INSTRUCTION -> Send back the records in full, character for character.

[Dataset items]
* BEGIN *

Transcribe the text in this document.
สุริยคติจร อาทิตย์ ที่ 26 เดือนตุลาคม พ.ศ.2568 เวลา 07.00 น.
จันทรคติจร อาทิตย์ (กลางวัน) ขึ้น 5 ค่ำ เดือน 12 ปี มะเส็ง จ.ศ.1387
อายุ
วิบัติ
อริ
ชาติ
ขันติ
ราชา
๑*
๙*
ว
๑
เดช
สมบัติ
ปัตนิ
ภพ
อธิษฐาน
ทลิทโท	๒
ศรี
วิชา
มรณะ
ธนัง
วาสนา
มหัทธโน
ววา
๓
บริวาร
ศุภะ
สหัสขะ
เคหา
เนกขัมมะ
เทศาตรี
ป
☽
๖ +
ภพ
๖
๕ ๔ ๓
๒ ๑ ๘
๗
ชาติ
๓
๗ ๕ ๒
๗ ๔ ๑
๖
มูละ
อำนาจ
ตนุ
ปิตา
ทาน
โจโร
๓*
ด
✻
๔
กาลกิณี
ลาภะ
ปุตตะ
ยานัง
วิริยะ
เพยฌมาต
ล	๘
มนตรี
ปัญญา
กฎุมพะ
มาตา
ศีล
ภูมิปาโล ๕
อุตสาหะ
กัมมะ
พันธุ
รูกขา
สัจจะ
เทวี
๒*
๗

* END *

RESPONSE FOR THIS EXERCISE ->
Transcribe the text in this document.
สุริยคติจร อาทิตย์ ที่ 26 เดือนตุลาคม พ.ศ.2568 เวลา 07.00 น.
จันทรคติจร อาทิตย์ (กลางวัน) ขึ้น 5 ค่ำ เดือน 12 ปี มะเส็ง จ.ศ.1387
อายุ
วิบัติ
อริ
ชาติ
ขันติ
ราชา
๑*
๙*
ว
๑
เดช
สมบัติ
ปัตนิ
ภพ
อธิษฐาน
ทลิทโท	๒
ศรี
วิชา
มรณะ
ธนัง
วาสนา
มหัทธโน
ววา
๓
บริวาร
ศุภะ
สหัสขะ
เคหา
เนกขัมมะ
เทศาตรี
ป
☽
๖ +
ภพ
๖
๕ ๔ ๓
๒ ๑ ๘
๗
ชาติ
๓
๗ ๕ ๒
๗ ๔ ๑
๖
มูละ
อำนาจ
ตนุ
ปิตา
ทาน
โจโร
๓*
ด
✻
๔
กาลกิณี
ลาภะ
ปุตตะ
ยานัง
วิริยะ
เพยฌมาต
ล	๘
มนตรี
ปัญญา
กฎุมพะ
มาตา
ศีล
ภูมิปาโล ๕
อุตสาหะ
กัมมะ
พันธุ
รูกขา
สัจจะ
เทวี
๒*
๗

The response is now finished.